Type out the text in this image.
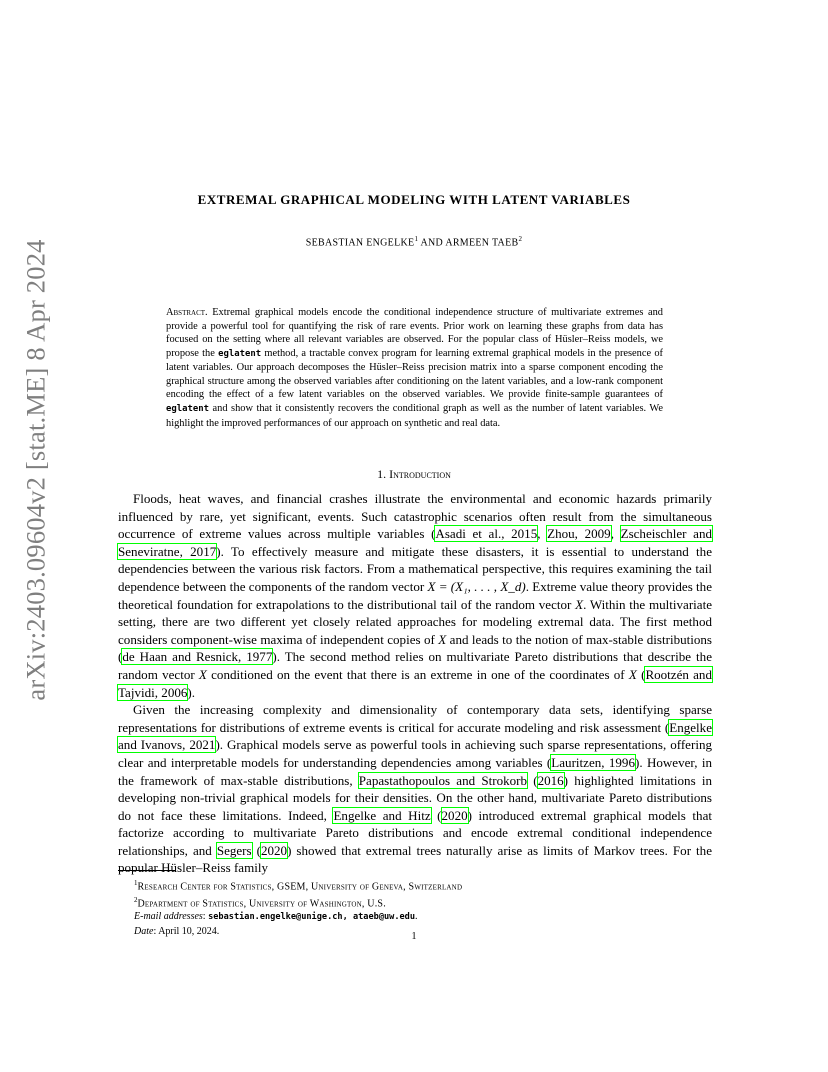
arXiv:2403.09604v2 [stat.ME] 8 Apr 2024
EXTREMAL GRAPHICAL MODELING WITH LATENT VARIABLES
SEBASTIAN ENGELKE$^1$ AND ARMEEN TAEB$^2$
Abstract. Extremal graphical models encode the conditional independence structure of multivariate extremes and provide a powerful tool for quantifying the risk of rare events. Prior work on learning these graphs from data has focused on the setting where all relevant variables are observed. For the popular class of Hüsler–Reiss models, we propose the eglatent method, a tractable convex program for learning extremal graphical models in the presence of latent variables. Our approach decomposes the Hüsler–Reiss precision matrix into a sparse component encoding the graphical structure among the observed variables after conditioning on the latent variables, and a low-rank component encoding the effect of a few latent variables on the observed variables. We provide finite-sample guarantees of eglatent and show that it consistently recovers the conditional graph as well as the number of latent variables. We highlight the improved performances of our approach on synthetic and real data.
1. Introduction

Floods, heat waves, and financial crashes illustrate the environmental and economic hazards primarily influenced by rare, yet significant, events. Such catastrophic scenarios often result from the simultaneous occurrence of extreme values across multiple variables (Asadi et al., 2015, Zhou, 2009, Zscheischler and Seneviratne, 2017). To effectively measure and mitigate these disasters, it is essential to understand the dependencies between the various risk factors. From a mathematical perspective, this requires examining the tail dependence between the components of the random vector X = (X₁, . . . , X_d). Extreme value theory provides the theoretical foundation for extrapolations to the distributional tail of the random vector X. Within the multivariate setting, there are two different yet closely related approaches for modeling extremal data. The first method considers component-wise maxima of independent copies of X and leads to the notion of max-stable distributions (de Haan and Resnick, 1977). The second method relies on multivariate Pareto distributions that describe the random vector X conditioned on the event that there is an extreme in one of the coordinates of X (Rootzén and Tajvidi, 2006).

Given the increasing complexity and dimensionality of contemporary data sets, identifying sparse representations for distributions of extreme events is critical for accurate modeling and risk assessment (Engelke and Ivanovs, 2021). Graphical models serve as powerful tools in achieving such sparse representations, offering clear and interpretable models for understanding dependencies among variables (Lauritzen, 1996). However, in the framework of max-stable distributions, Papastathopoulos and Strokorb (2016) highlighted limitations in developing non-trivial graphical models for their densities. On the other hand, multivariate Pareto distributions do not face these limitations. Indeed, Engelke and Hitz (2020) introduced extremal graphical models that factorize according to multivariate Pareto distributions and encode extremal conditional independence relationships, and Segers (2020) showed that extremal trees naturally arise as limits of Markov trees. For the popular Hüsler–Reiss family

$^1$Research Center for Statistics, GSEM, University of Geneva, Switzerland
$^2$Department of Statistics, University of Washington, U.S.
E-mail addresses: sebastian.engelke@unige.ch, ataeb@uw.edu.
Date: April 10, 2024.	1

• [What is being asked]: Count the lines in the records above that contain the word "University", and give only the number.

• [Full answer]: 2